• **TEXT EXTRACT**
· · · · · · ·

In SQL server what is the difference between using = and join? - sql-server

We have been learning SQL Server programming in Database Systems class. The professor goes exceptionally fast and is not very open to asking questions. I did ask him this, but he just advised me to review the code he'd given (which doesn't actually answer the question).
When making a query, what is the difference between using the term JOIN and using the "=" operator? For example, I have the following query:
SELECT VENDOR_NAME, ITEM_NAME, QTY
FROM VENDOR, VENDOR_ORDER, INVENTORY
WHERE VENDOR.VENDOR_ID = VENDOR_ORDER.VENDOR_ID
AND VENDOR_ORDER.INV_ID = INVENTORY.INV_ID
ORDER BY VENDOR_NAME
In class the professor has used the following code:
SELECT DISTINCT CUS_CODE, CUS_LNAME, CUS_FNAME
FROM CUSTOMER JOIN INVOICE USING (CUS_CODE)

· · · · · · ·

• **RECORDS**
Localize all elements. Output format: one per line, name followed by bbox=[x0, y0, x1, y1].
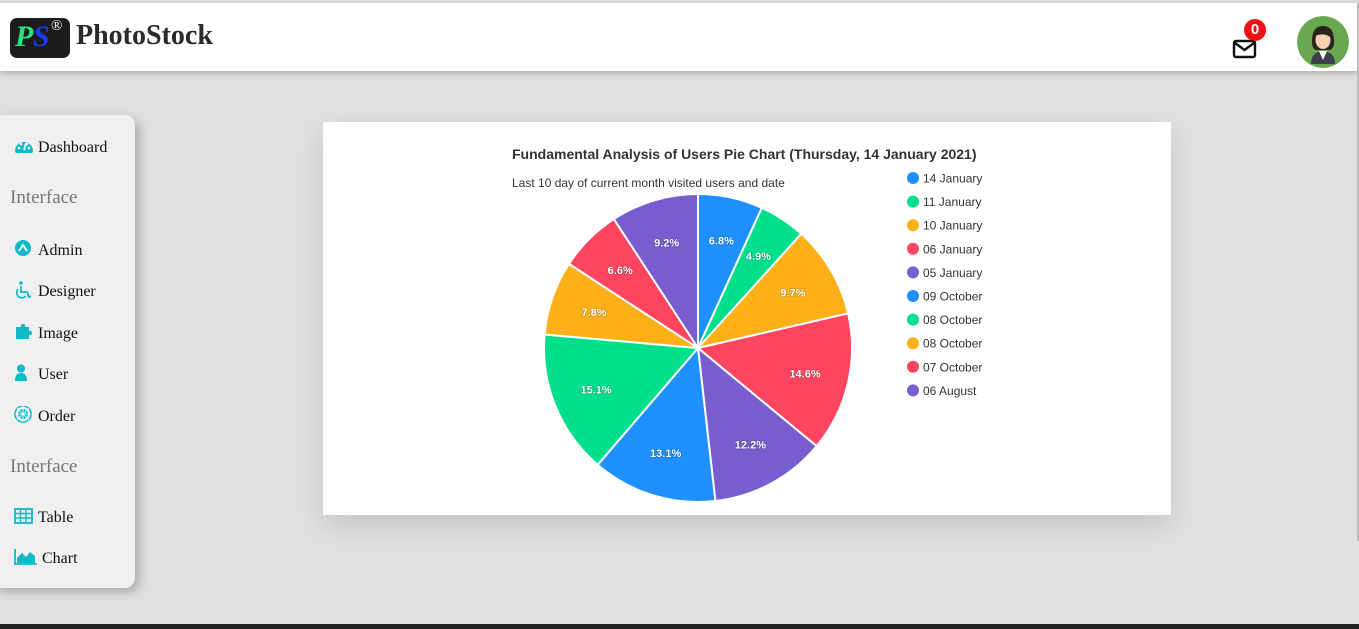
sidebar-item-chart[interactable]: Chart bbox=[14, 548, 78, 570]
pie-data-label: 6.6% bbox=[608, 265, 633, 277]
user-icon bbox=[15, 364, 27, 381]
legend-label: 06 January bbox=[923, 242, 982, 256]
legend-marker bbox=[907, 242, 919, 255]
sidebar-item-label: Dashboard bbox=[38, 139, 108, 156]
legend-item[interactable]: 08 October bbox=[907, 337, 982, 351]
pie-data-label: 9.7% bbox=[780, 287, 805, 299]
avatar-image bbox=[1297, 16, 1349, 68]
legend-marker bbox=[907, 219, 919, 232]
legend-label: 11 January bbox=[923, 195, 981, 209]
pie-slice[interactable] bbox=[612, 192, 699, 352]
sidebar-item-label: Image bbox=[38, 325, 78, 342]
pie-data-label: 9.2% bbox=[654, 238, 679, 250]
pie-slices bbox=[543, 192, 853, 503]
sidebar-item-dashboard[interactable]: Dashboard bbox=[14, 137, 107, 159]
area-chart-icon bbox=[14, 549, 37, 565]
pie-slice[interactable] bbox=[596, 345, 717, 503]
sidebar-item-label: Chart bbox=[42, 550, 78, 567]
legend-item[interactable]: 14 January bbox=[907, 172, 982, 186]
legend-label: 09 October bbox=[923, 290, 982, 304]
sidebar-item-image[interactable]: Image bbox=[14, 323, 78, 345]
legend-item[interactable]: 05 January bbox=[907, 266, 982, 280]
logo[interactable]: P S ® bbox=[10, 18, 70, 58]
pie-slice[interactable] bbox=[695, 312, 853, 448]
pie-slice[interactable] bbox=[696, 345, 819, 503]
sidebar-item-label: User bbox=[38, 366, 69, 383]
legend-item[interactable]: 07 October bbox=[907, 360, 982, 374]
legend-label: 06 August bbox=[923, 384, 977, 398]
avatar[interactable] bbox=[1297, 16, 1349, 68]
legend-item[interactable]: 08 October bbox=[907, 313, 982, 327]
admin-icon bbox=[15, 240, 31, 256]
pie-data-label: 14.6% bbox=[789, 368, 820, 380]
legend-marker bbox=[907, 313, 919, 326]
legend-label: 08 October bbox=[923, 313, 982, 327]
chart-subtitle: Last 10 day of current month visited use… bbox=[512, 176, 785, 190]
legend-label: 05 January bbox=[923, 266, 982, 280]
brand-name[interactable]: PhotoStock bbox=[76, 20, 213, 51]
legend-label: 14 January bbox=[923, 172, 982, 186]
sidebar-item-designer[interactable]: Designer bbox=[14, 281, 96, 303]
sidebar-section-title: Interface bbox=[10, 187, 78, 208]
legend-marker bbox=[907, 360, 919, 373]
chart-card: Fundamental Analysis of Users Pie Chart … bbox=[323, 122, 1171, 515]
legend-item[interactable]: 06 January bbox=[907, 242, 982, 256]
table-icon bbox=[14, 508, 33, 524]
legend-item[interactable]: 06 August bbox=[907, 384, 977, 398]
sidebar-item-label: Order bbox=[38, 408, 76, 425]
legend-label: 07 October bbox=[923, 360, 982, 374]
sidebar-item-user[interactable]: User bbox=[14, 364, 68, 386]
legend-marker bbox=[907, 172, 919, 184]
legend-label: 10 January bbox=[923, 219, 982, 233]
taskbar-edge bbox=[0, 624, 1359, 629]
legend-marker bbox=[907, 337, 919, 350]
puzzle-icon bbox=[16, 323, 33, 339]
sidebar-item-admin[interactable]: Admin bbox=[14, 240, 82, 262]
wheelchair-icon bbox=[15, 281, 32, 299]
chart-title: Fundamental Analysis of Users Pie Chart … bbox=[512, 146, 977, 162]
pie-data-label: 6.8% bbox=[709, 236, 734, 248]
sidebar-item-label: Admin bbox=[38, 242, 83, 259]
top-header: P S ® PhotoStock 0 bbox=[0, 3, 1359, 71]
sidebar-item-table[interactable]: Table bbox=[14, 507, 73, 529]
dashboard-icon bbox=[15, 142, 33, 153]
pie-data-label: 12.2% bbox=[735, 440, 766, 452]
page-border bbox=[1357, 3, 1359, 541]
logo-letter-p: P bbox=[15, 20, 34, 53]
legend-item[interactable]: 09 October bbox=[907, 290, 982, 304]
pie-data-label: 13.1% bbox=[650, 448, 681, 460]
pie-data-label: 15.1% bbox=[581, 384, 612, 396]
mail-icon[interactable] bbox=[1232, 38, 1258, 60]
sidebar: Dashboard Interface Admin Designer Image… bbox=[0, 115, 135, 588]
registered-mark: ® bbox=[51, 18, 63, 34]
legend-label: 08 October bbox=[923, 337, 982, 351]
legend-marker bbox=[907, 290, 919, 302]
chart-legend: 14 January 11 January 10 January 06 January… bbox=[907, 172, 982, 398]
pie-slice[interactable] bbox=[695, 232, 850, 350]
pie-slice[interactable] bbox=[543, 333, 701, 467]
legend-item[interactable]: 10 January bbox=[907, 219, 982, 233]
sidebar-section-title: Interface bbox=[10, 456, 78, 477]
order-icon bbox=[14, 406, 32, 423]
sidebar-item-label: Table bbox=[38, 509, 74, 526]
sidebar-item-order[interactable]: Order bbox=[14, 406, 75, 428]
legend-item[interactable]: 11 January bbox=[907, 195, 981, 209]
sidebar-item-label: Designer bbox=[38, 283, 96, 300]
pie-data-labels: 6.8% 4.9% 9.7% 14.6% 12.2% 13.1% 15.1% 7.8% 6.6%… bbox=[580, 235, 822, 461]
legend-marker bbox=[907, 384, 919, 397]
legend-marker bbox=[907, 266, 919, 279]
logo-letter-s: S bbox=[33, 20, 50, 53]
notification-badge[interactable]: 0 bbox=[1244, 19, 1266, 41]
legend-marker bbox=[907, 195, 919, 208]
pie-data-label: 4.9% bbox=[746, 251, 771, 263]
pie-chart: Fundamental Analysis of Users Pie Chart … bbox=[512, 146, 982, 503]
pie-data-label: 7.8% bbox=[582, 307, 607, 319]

· · · · · · ·

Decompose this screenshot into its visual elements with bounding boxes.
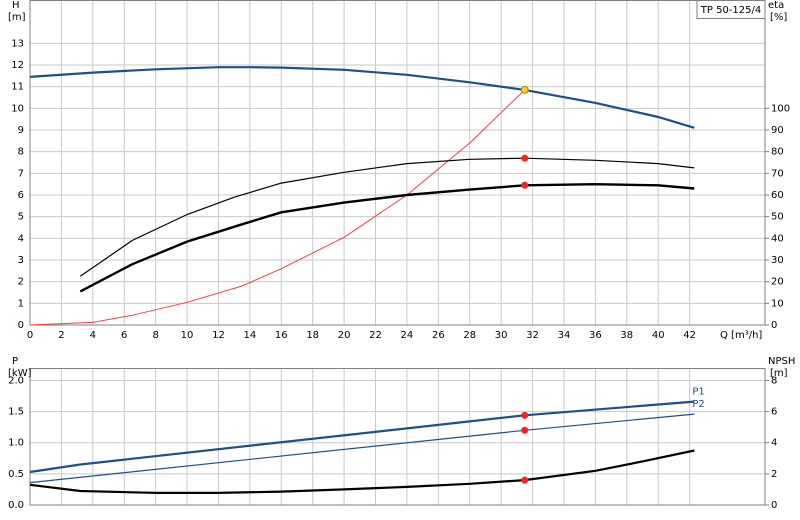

· · · · · · ·

• **PARTS OF THE EXERCISE**
[1] Decide whether each statement below agrees with the forum question about SQL joins, answering yes or no and quoting the words of the question that decide it: (a) The professor is open to questions. (b) The professor's advice answered the question. (c) The professor's code joins CUSTOMER and INVOICE on CUS_CODE.
[2] Extend the forum question about SQL joins, starting after its last line.

• **ANSWERS PROVIDED**
[1]
(a) No: "is not very open to asking questions"
(b) No: "which doesn't actually answer the question"
(c) Yes: "FROM CUSTOMER JOIN INVOICE USING (CUS_CODE)"

[2]
JOIN LINE USING (INV_NUMBER)
JOIN PRODUCT USING (P_CODE)
WHERE P_DESCRIPT = 'Claw hammer';
It seems to me that using a join is performing the same function as the "=" is in mine? Am I correct or is there a difference that I am unaware of?
Edit:
Trying to use Inner Join based on things I've found on Google. I ended up with the following.
SELECT VENDOR_NAME, ITEM_NAME, QTY
FROM VENDOR, VENDOR_ORDER, INVENTORY
INNER JOIN VENDOR_ORDER USING (VENDOR_ID)
INNER JOIN INVENTORY USING (INV_ID)
ORDER BY VENDOR_NAME
Now I get the error message ""VENDOR_ID" is not a recognized table hints option. If it is intended as a parameter to a table-valued function or to the CHANGETABLE function, ensure that your database compatibility mode is set to 90.
"
I'm using 2014, so my compatibility level is 120.

The difference between what you are doing (in your first example) and what your professor is doing is that you are creating a set of all possible combinations of the rows in those tables, then narrowing your results to the ones that match the way you want them to. He is creating a set of only the rows that match the way you want them to in the first place.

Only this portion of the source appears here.